▸ Problem statement: Report every line of the material below that contains the string "header", reproducing each such line in full.

▸ Data for processing:

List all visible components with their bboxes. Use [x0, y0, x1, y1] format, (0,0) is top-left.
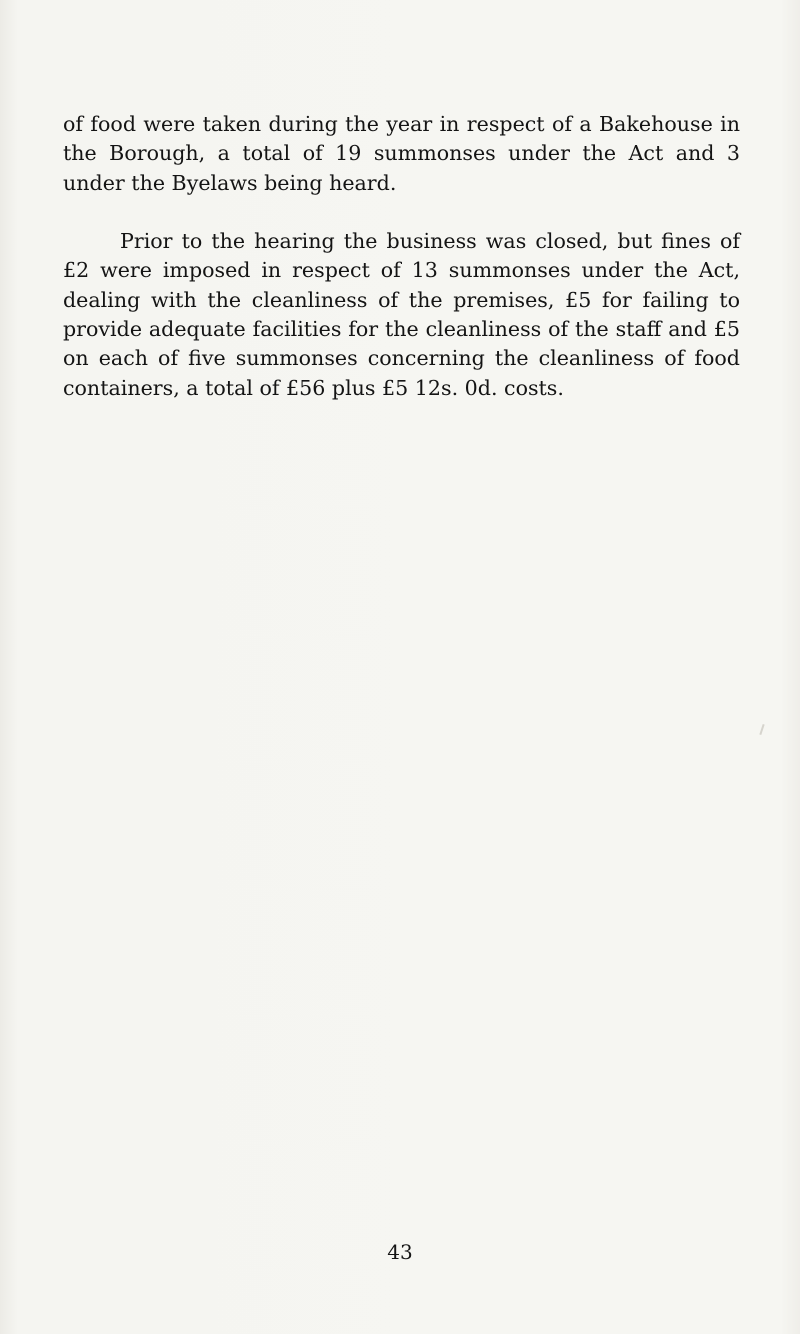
- paragraph-2: Prior to the hearing the business was closed, but fines of £2 were imposed in respect of 13 summonses under the Act, dealing with the cleanliness of the premises, £5 for failing to provide adequate facilities for the cleanliness of the staff and £5 on each of five summonses concerning the cleanliness of food containers, a total of £56 plus £5 12s. 0d. costs.: [63, 229, 740, 400]
- body-text: [63, 110, 740, 403]
- page-number: 43: [387, 1240, 413, 1264]
- paper-speck: [759, 724, 764, 735]
- paragraph-1: of food were taken during the year in respect of a Bakehouse in the Borough, a total of 19 summonses under the Act and 3 under the Byelaws being heard.: [63, 112, 740, 195]
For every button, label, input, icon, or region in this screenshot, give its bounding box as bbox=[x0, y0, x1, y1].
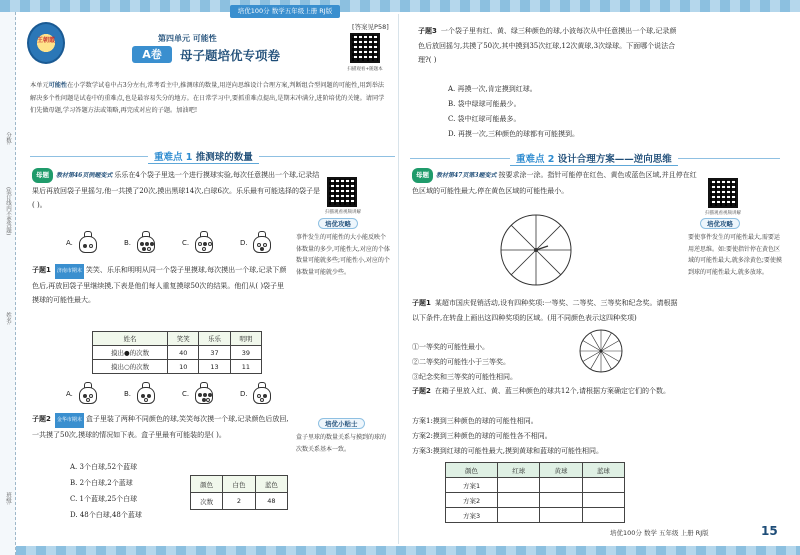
s3-option-a[interactable]: A. 再摸一次,肯定摸到红球。 bbox=[448, 85, 537, 93]
section1-label: 重难点 1 bbox=[154, 152, 193, 163]
s3-option-d[interactable]: D. 再摸一次,三种颜色的球都有可能摸到。 bbox=[448, 130, 580, 138]
s2-cell: 2 bbox=[223, 493, 255, 510]
section2-label: 重难点 2 bbox=[516, 154, 555, 165]
s5-row-label: 方案3 bbox=[446, 508, 498, 523]
s2-option-c[interactable]: C. 1个蓝球,25个白球 bbox=[70, 495, 138, 503]
sub3-label: 子题3 bbox=[418, 27, 437, 35]
mother1-text: 乐乐在4个袋子里选一个进行摸球实验,每次任意摸出一个球,记录结果后再放回袋子里摇匀,他一共摸了20次,摸出黑球14次,白球6次。乐乐最有可能选择的袋子是( )。 bbox=[32, 171, 320, 210]
sub-question-1 bbox=[32, 263, 290, 308]
s1-option-c[interactable]: C. bbox=[182, 390, 190, 398]
s5-plan-1: 方案1:摸到三种颜色的球的可能性相同。 bbox=[412, 417, 538, 425]
sub1-source: 济南市期末 bbox=[55, 264, 84, 279]
m1-option-b[interactable]: B. bbox=[124, 239, 132, 247]
section2-title: 设计合理方案——逆向思维 bbox=[557, 154, 672, 165]
s1-cell: 10 bbox=[168, 360, 199, 374]
s1-cell: 40 bbox=[168, 346, 199, 360]
binder-label-score: 分数: bbox=[5, 132, 11, 145]
s5-plan-3: 方案3:摸到红球的可能性最大,摸到黄球和蓝球的可能性相同。 bbox=[412, 447, 604, 455]
tip2-title: 培优小贴士 bbox=[318, 418, 365, 429]
mother2-tag: 母题 bbox=[412, 168, 433, 183]
sub2-text: 盒子里装了两种不同颜色的球,笑笑每次摸一个球,记录颜色后放回,一共摸了50次,摸球的情况如下表。盒子里最有可能装的是( )。 bbox=[32, 415, 289, 439]
s5-th-1: 红球 bbox=[498, 463, 540, 478]
bottom-wave-decoration bbox=[16, 546, 800, 555]
binder-label-class: 班级: bbox=[5, 492, 11, 505]
s1-option-b[interactable]: B. bbox=[124, 390, 132, 398]
s5-answer-cell[interactable] bbox=[582, 508, 624, 523]
sub1-table bbox=[92, 331, 262, 374]
s2-th-2: 蓝色 bbox=[255, 476, 287, 493]
sub3-text: 一个袋子里有红、黄、绿三种颜色的球,小波每次从中任意摸出一个球,记录颜色后放回摇匀,共摸了50次,其中摸到35次红球,12次黄球,3次绿球。下面哪个说法合理?( ) bbox=[418, 27, 677, 65]
bag-c2-icon bbox=[194, 382, 214, 404]
sub2-label: 子题2 bbox=[32, 415, 51, 423]
s1-th-0: 姓名 bbox=[93, 332, 168, 346]
bag-b2-icon bbox=[136, 382, 156, 404]
qr-code-header[interactable] bbox=[350, 33, 380, 63]
bag-c-icon bbox=[194, 231, 214, 253]
spinner-8-sectors[interactable] bbox=[498, 212, 574, 288]
tip3-title: 培优攻略 bbox=[700, 218, 740, 229]
sub5-label: 子题2 bbox=[412, 387, 431, 395]
s2-option-d[interactable]: D. 48个白球,48个蓝球 bbox=[70, 511, 142, 519]
center-fold bbox=[398, 14, 399, 544]
top-banner: 培优100分 数学五年级上册 RJ版 bbox=[230, 5, 340, 18]
bag-a-icon bbox=[78, 231, 98, 253]
sub-question-4 bbox=[412, 296, 684, 325]
s5-answer-cell[interactable] bbox=[498, 508, 540, 523]
s3-option-c[interactable]: C. 袋中红球可能最多。 bbox=[448, 115, 521, 123]
sub1-text: 笑笑、乐乐和明明从同一个袋子里摸球,每次摸出一个球,记录下颜色后,再放回袋子里继续摸,下表是他们每人重复摸球50次的结果。他们从( )袋子里摸球的可能性最大。 bbox=[32, 266, 287, 305]
sub4-text: 某超市国庆促销活动,设有四种奖项:一等奖、二等奖、三等奖和纪念奖。请根据以下条件,在转盘上画出这四种奖项的区域。(用不同颜色表示这四种奖项) bbox=[412, 299, 678, 322]
footer-text: 培优100分 数学 五年级 上册 RJ版 bbox=[610, 529, 709, 537]
s5-th-0: 颜色 bbox=[446, 463, 498, 478]
s1-cell: 13 bbox=[199, 360, 230, 374]
section2-heading bbox=[510, 151, 678, 166]
sub5-text: 在箱子里放入红、黄、蓝三种颜色的球共12个,请根据方案确定它们的个数。 bbox=[434, 387, 671, 395]
s2-th-0: 颜色 bbox=[191, 476, 223, 493]
sub-question-5 bbox=[412, 384, 702, 399]
s5-answer-cell[interactable] bbox=[498, 493, 540, 508]
logo-text: 王朝霞 bbox=[36, 37, 55, 44]
s5-answer-cell[interactable] bbox=[540, 493, 582, 508]
s5-th-2: 黄球 bbox=[540, 463, 582, 478]
unit-title: 第四单元 可能性 bbox=[158, 34, 217, 43]
s1-th-1: 笑笑 bbox=[168, 332, 199, 346]
s4-condition-2: ②二等奖的可能性小于三等奖。 bbox=[412, 358, 510, 366]
section1-heading bbox=[148, 149, 259, 164]
binder-label-name: 姓名: bbox=[5, 312, 11, 325]
s5-th-3: 蓝球 bbox=[582, 463, 624, 478]
m1-option-c[interactable]: C. bbox=[182, 239, 190, 247]
s1-cell: 摸出●的次数 bbox=[93, 346, 168, 360]
s1-th-2: 乐乐 bbox=[199, 332, 230, 346]
s5-answer-cell[interactable] bbox=[582, 478, 624, 493]
qr-code-video-1[interactable] bbox=[327, 177, 357, 207]
s5-answer-cell[interactable] bbox=[540, 478, 582, 493]
sub1-label: 子题1 bbox=[32, 266, 51, 274]
s2-th-1: 白色 bbox=[223, 476, 255, 493]
mother2-text: 按要求涂一涂。指针可能停在红色、黄色或蓝色区域,并且停在红色区域的可能性最大,停在黄色区域的可能性最小。 bbox=[412, 171, 697, 195]
s5-answer-cell[interactable] bbox=[582, 493, 624, 508]
s1-cell: 39 bbox=[230, 346, 261, 360]
binder-margin bbox=[0, 12, 16, 555]
s5-answer-cell[interactable] bbox=[540, 508, 582, 523]
bag-d2-icon bbox=[252, 382, 272, 404]
tip1-body: 事件发生的可能性的大小能反映个体数量的多少,可能性大,对应的个体数量可能就多些;可能性小,对应的个体数量可能就少些。 bbox=[296, 234, 390, 276]
bag-b-icon bbox=[136, 231, 156, 253]
intro-rest: 在小学数学试卷中占3分左右,常考看主中,推测球的数量,用逆向思维设计合理方案,判断组合型问题的可能性,用到举法解决多个性问题是试卷中的重难点,也是最容易失分的地方。在日常学习中,要抓重难点提出,是期末冲满分,进阶培优的关键。请同学们先做母题,学习答题方法或策略,再完成对应的子题。加油吧! bbox=[30, 82, 385, 114]
page-number: 15 bbox=[761, 524, 778, 538]
mother2-source: 教材第47页第3题变式 bbox=[436, 172, 497, 179]
m1-option-a[interactable]: A. bbox=[66, 239, 73, 247]
s5-row-label: 方案2 bbox=[446, 493, 498, 508]
mother-question-2 bbox=[412, 168, 702, 198]
qr-code-video-2[interactable] bbox=[708, 178, 738, 208]
page-title: 母子题培优专项卷 bbox=[180, 48, 281, 63]
bag-d-icon bbox=[252, 231, 272, 253]
s1-cell: 11 bbox=[230, 360, 261, 374]
intro-bold: 可能性 bbox=[48, 82, 68, 89]
s1-cell: 37 bbox=[199, 346, 230, 360]
tip2-body: 盒子里球的数量关系与摸到的球的次数关系基本一致。 bbox=[296, 434, 387, 453]
s3-option-b[interactable]: B. 袋中绿球可能最少。 bbox=[448, 100, 521, 108]
s2-option-a[interactable]: A. 3个白球,52个蓝球 bbox=[70, 463, 138, 471]
sub4-label: 子题1 bbox=[412, 299, 431, 307]
s4-condition-1: ①一等奖的可能性最小。 bbox=[412, 343, 489, 351]
s2-cell: 次数 bbox=[191, 493, 223, 510]
s5-row-label: 方案1 bbox=[446, 478, 498, 493]
s2-option-b[interactable]: B. 2个白球,2个蓝球 bbox=[70, 479, 133, 487]
paper-badge: A卷 bbox=[132, 46, 172, 63]
m1-option-d[interactable]: D. bbox=[240, 239, 248, 247]
s2-cell: 48 bbox=[255, 493, 287, 510]
mother-question-1 bbox=[32, 168, 322, 213]
s1-th-3: 明明 bbox=[230, 332, 261, 346]
mother-tag: 母题 bbox=[32, 168, 53, 183]
binder-warning: (装订线内不要答题) bbox=[5, 187, 11, 236]
sub2-source: 金华市期末 bbox=[55, 413, 84, 428]
bag-a2-icon bbox=[78, 382, 98, 404]
sub5-table bbox=[445, 462, 625, 523]
s1-option-d[interactable]: D. bbox=[240, 390, 248, 398]
s5-answer-cell[interactable] bbox=[498, 478, 540, 493]
s1-option-a[interactable]: A. bbox=[66, 390, 73, 398]
qr-caption-2: 扫描观看视频讲解 bbox=[705, 211, 741, 216]
answer-reference: [答案见P58] bbox=[352, 23, 389, 31]
section1-title: 推测球的数量 bbox=[195, 152, 253, 163]
s5-plan-2: 方案2:摸到三种颜色的球的可能性各不相同。 bbox=[412, 432, 552, 440]
mother1-source: 教材第46页例题变式 bbox=[56, 172, 113, 179]
qr-caption-1: 扫描观看视频讲解 bbox=[325, 210, 361, 215]
top-wave-decoration bbox=[0, 0, 800, 12]
intro-paragraph bbox=[30, 80, 390, 118]
s1-cell: 摸出○的次数 bbox=[93, 360, 168, 374]
tip1-title: 培优攻略 bbox=[318, 218, 358, 229]
qr-caption-header: 扫描观看+随题本 bbox=[347, 67, 383, 72]
tip3-body: 要使事件发生的可能性最大,需要运用逆思维。如:要使指针停在黄色区域的可能性最大,就多涂黄色;要使摸到球的可能性最大,就多放球。 bbox=[688, 234, 782, 276]
spinner-12-sectors[interactable] bbox=[578, 328, 624, 374]
intro-start: 本单元 bbox=[30, 82, 49, 89]
sub2-table bbox=[190, 475, 288, 510]
sub-question-2 bbox=[32, 412, 290, 442]
sub-question-3 bbox=[418, 24, 680, 68]
s4-condition-3: ③纪念奖和三等奖的可能性相同。 bbox=[412, 373, 517, 381]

▸ Result below:
qr-code-header[interactable] bbox=[350, 33, 380, 63]
qr-caption-header: 扫描观看+随题本 bbox=[347, 67, 383, 72]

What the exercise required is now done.